▸ **REQUIREMENT**
From the entries that follow, gather each line holding the word "Windows".

** START OF EXERCISE INPUTS **

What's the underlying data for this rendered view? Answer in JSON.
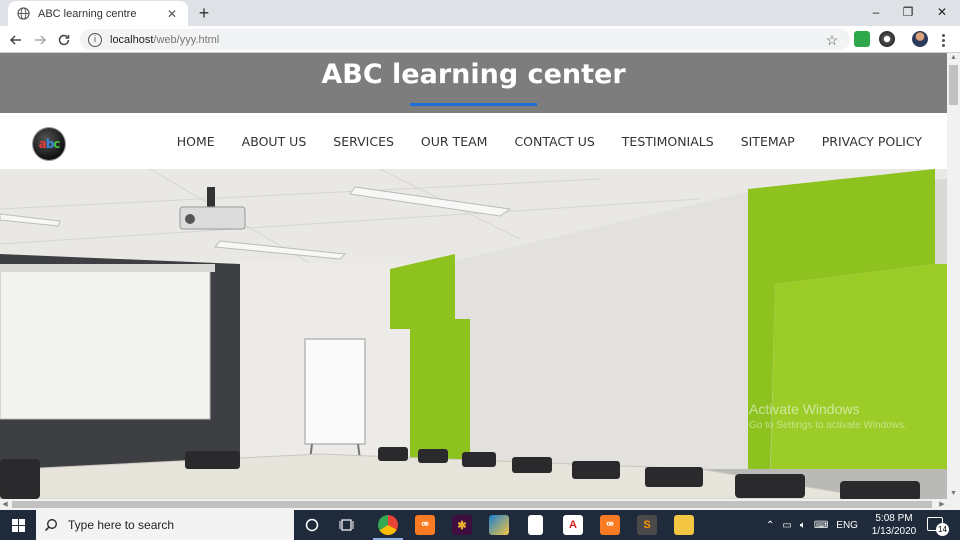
{
  "browser": {
    "tab_title": "ABC learning centre",
    "tab_close": "✕",
    "new_tab": "+",
    "url_host": "localhost",
    "url_path": "/web/yyy.html",
    "window_controls": [
      "–",
      "❐",
      "✕"
    ]
  },
  "page": {
    "heading": "ABC learning center",
    "logo_letters": {
      "a": "a",
      "b": "b",
      "c": "c"
    },
    "nav": [
      "HOME",
      "ABOUT US",
      "SERVICES",
      "OUR TEAM",
      "CONTACT US",
      "TESTIMONIALS",
      "SITEMAP",
      "PRIVACY POLICY"
    ],
    "watermark_title": "Activate Windows",
    "watermark_sub": "Go to Settings to activate Windows.",
    "accent_color": "#1e6fd9",
    "header_bg": "#7d7d7d"
  },
  "taskbar": {
    "search_placeholder": "Type here to search",
    "language": "ENG",
    "time": "5:08 PM",
    "date": "1/13/2020",
    "notification_count": "14",
    "apps": [
      {
        "name": "chrome-icon",
        "label": ""
      },
      {
        "name": "xampp-icon",
        "label": "ꟹ"
      },
      {
        "name": "slack-icon",
        "label": "✱"
      },
      {
        "name": "paint-icon",
        "label": ""
      },
      {
        "name": "file-icon",
        "label": ""
      },
      {
        "name": "acrobat-icon",
        "label": "A"
      },
      {
        "name": "xampp2-icon",
        "label": "ꟹ"
      },
      {
        "name": "sublime-icon",
        "label": "S"
      },
      {
        "name": "explorer-icon",
        "label": ""
      }
    ]
  }
}
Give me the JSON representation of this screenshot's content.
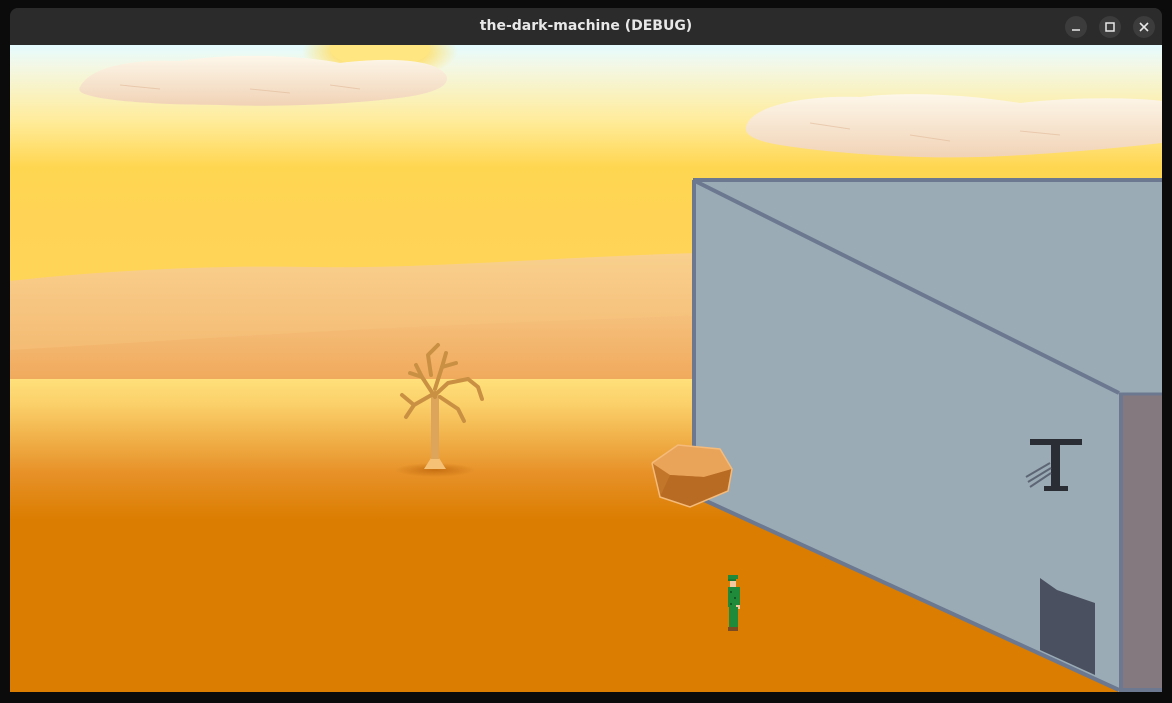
{
  "window": {
    "title": "the-dark-machine (DEBUG)"
  },
  "titlebar_controls": [
    {
      "name": "minimize",
      "icon": "minimize-icon"
    },
    {
      "name": "maximize",
      "icon": "maximize-icon"
    },
    {
      "name": "close",
      "icon": "close-icon"
    }
  ],
  "scene": {
    "sky_colors": [
      "#e4fbff",
      "#ffe27a",
      "#ffd44a"
    ],
    "dune_color": "#f6c27a",
    "desert_color": "#db7d00",
    "building_wall_color": "#9aabb5",
    "building_edge_color": "#6b7890",
    "building_side_color": "#84797f",
    "door_color": "#4a5060",
    "player_color": "#1e8a3a",
    "rock_color": "#e59a4a",
    "tree_color": "#d9a150"
  }
}
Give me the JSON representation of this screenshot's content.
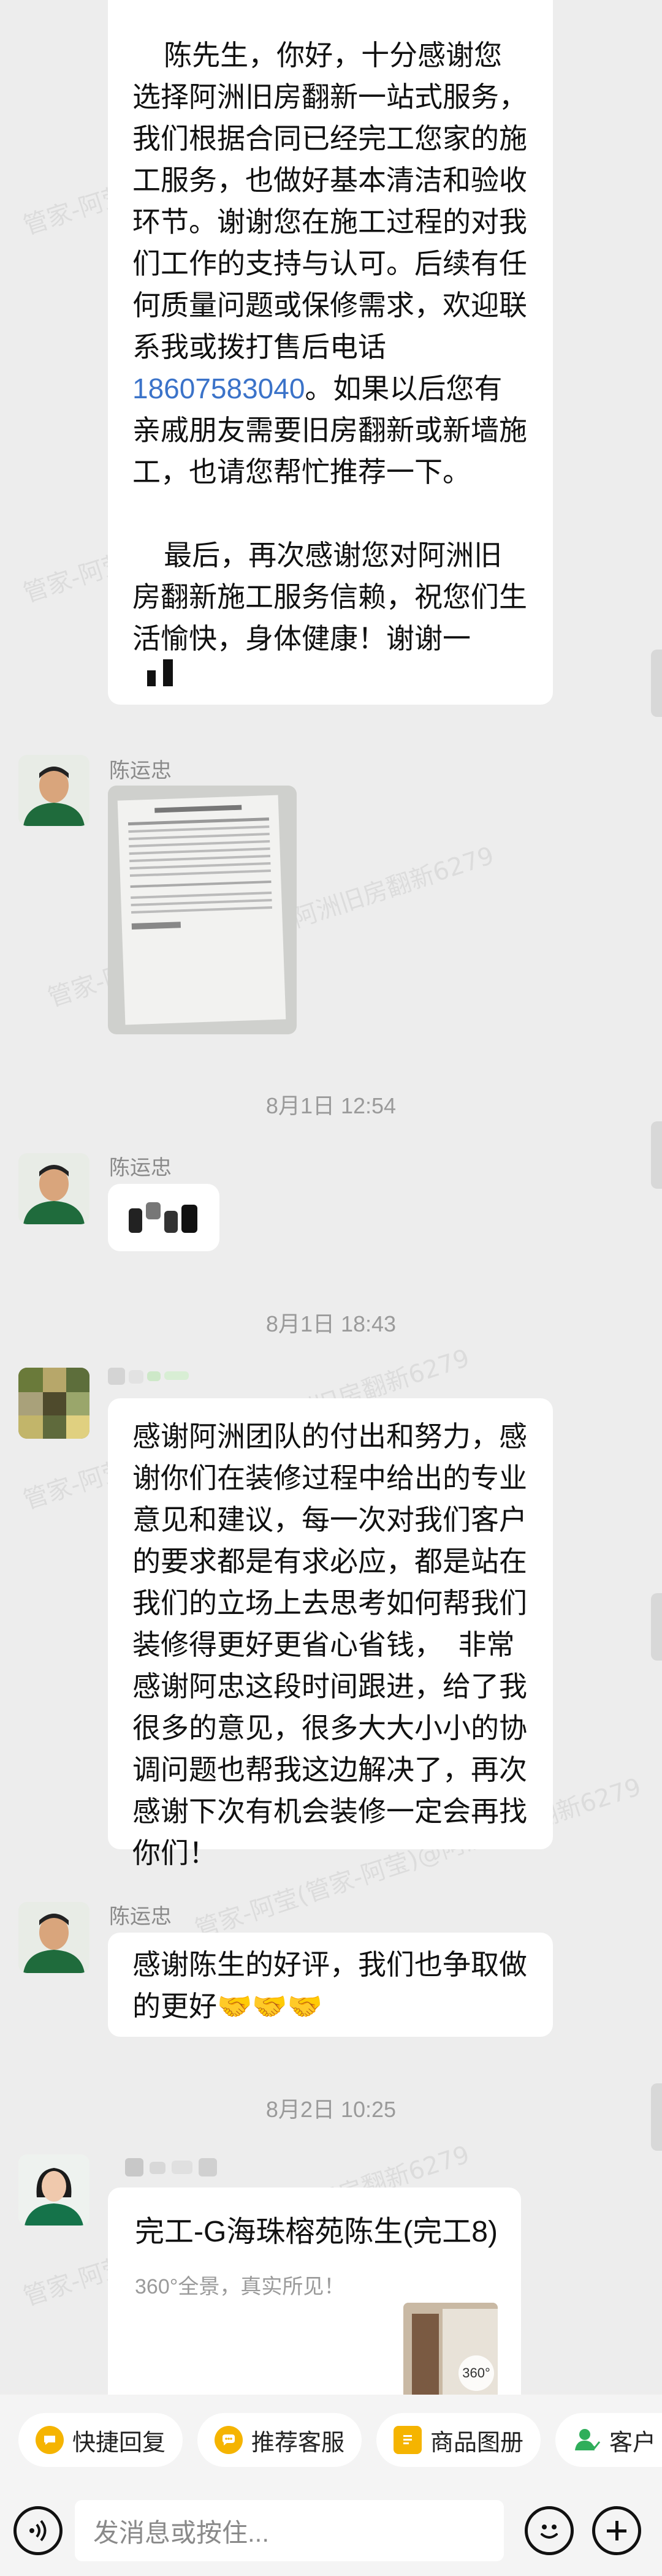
{
  "watermark": "管家-阿莹(管家-阿莹)@阿洲旧房翻新6279",
  "messages": {
    "first": {
      "para1_a": "    陈先生，你好，十分感谢您选择阿洲旧房翻新一站式服务，我们根据合同已经完工您家的施工服务，也做好基本清洁和验收环节。谢谢您在施工过程的对我们工作的支持与认可。后续有任何质量问题或保修需求，欢迎联系我或拨打售后电话",
      "phone": "18607583040",
      "para1_b": "。如果以后您有亲戚朋友需要旧房翻新或新墙施工，也请您帮忙推荐一下。",
      "para2": "    最后，再次感谢您对阿洲旧房翻新施工服务信赖，祝您们生活愉快，身体健康！谢谢一"
    },
    "photo_sender": "陈运忠",
    "time1": "8月1日  12:54",
    "blurred_sender": "陈运忠",
    "time2": "8月1日  18:43",
    "customer_review": "感谢阿洲团队的付出和努力，感谢你们在装修过程中给出的专业意见和建议，每一次对我们客户的要求都是有求必应，都是站在我们的立场上去思考如何帮我们装修得更好更省心省钱，  非常感谢阿忠这段时间跟进，给了我很多的意见，很多大大小小的协调问题也帮我这边解决了，再次感谢下次有机会装修一定会再找你们！",
    "reply_sender": "陈运忠",
    "reply_text": "感谢陈生的好评，我们也争取做的更好🤝🤝🤝",
    "time3": "8月2日  10:25",
    "card": {
      "title": "完工-G海珠榕苑陈生(完工8)",
      "subtitle": "360°全景，真实所见！",
      "badge": "360°"
    }
  },
  "quick_actions": [
    {
      "label": "快捷回复",
      "icon": "reply-icon",
      "color": "#f5b400"
    },
    {
      "label": "推荐客服",
      "icon": "service-icon",
      "color": "#f5b400"
    },
    {
      "label": "商品图册",
      "icon": "album-icon",
      "color": "#f5b400"
    },
    {
      "label": "客户",
      "icon": "customer-icon",
      "color": "#2fae5a"
    }
  ],
  "input": {
    "placeholder": "发消息或按住..."
  }
}
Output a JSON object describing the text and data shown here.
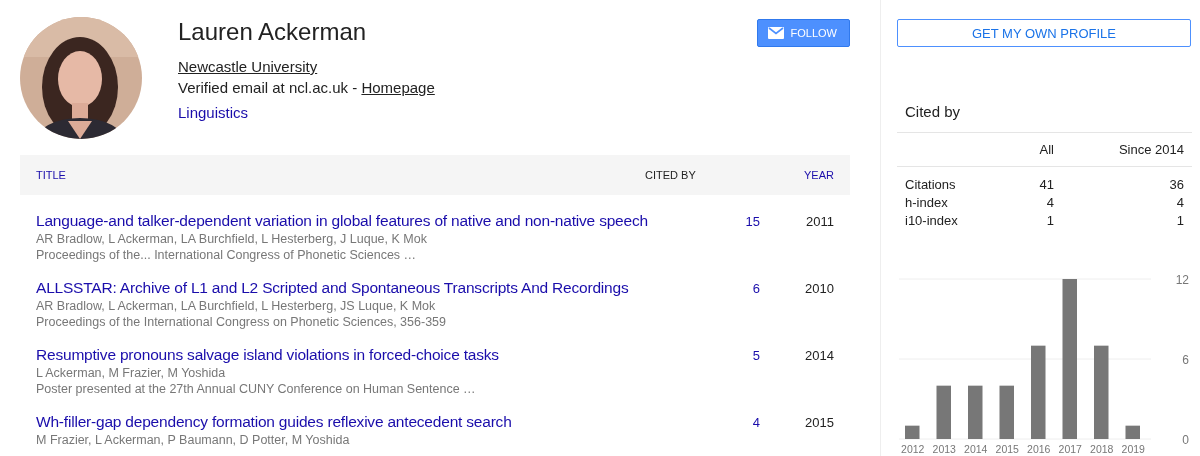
{
  "profile": {
    "name": "Lauren Ackerman",
    "affiliation": "Newcastle University",
    "email_text": "Verified email at ncl.ac.uk -",
    "homepage": "Homepage",
    "interests": [
      "Linguistics"
    ],
    "avatar": {
      "kind": "picture"
    },
    "follow_button": "FOLLOW"
  },
  "table": {
    "columns": [
      {
        "label": "TITLE",
        "kind": "sort"
      },
      {
        "label": "CITED BY",
        "kind": "plain"
      },
      {
        "label": "YEAR",
        "kind": "sort"
      }
    ],
    "rows": [
      {
        "title": "Language-and talker-dependent variation in global features of native and non-native speech",
        "authors": "AR Bradlow, L Ackerman, LA Burchfield, L Hesterberg, J Luque, K Mok",
        "venue": "Proceedings of the... International Congress of Phonetic Sciences …",
        "cited_by": "15",
        "year": "2011"
      },
      {
        "title": "ALLSSTAR: Archive of L1 and L2 Scripted and Spontaneous Transcripts And Recordings",
        "authors": "AR Bradlow, L Ackerman, LA Burchfield, L Hesterberg, JS Luque, K Mok",
        "venue": "Proceedings of the International Congress on Phonetic Sciences, 356-359",
        "cited_by": "6",
        "year": "2010"
      },
      {
        "title": "Resumptive pronouns salvage island violations in forced-choice tasks",
        "authors": "L Ackerman, M Frazier, M Yoshida",
        "venue": "Poster presented at the 27th Annual CUNY Conference on Human Sentence …",
        "cited_by": "5",
        "year": "2014"
      },
      {
        "title": "Wh-filler-gap dependency formation guides reflexive antecedent search",
        "authors": "M Frazier, L Ackerman, P Baumann, D Potter, M Yoshida",
        "cited_by": "4",
        "year": "2015"
      }
    ]
  },
  "sidebar": {
    "own_profile_button": "GET MY OWN PROFILE",
    "cited_by": {
      "title": "Cited by",
      "columns": [
        "All",
        "Since 2014"
      ],
      "rows": [
        {
          "label": "Citations",
          "all": "41",
          "since": "36"
        },
        {
          "label": "h-index",
          "all": "4",
          "since": "4"
        },
        {
          "label": "i10-index",
          "all": "1",
          "since": "1"
        }
      ]
    },
    "chart_data": {
      "type": "bar",
      "categories": [
        "2012",
        "2013",
        "2014",
        "2015",
        "2016",
        "2017",
        "2018",
        "2019"
      ],
      "values": [
        1,
        4,
        4,
        4,
        7,
        12,
        7,
        1
      ],
      "ylim": [
        0,
        12
      ],
      "yticks": [
        0,
        6,
        12
      ]
    }
  }
}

** END OF EXERCISE INPUTS **

▸ **RESPONSE**
    "watermark_title": "Activate Windows",
    "watermark_sub": "Go to Settings to activate Windows.",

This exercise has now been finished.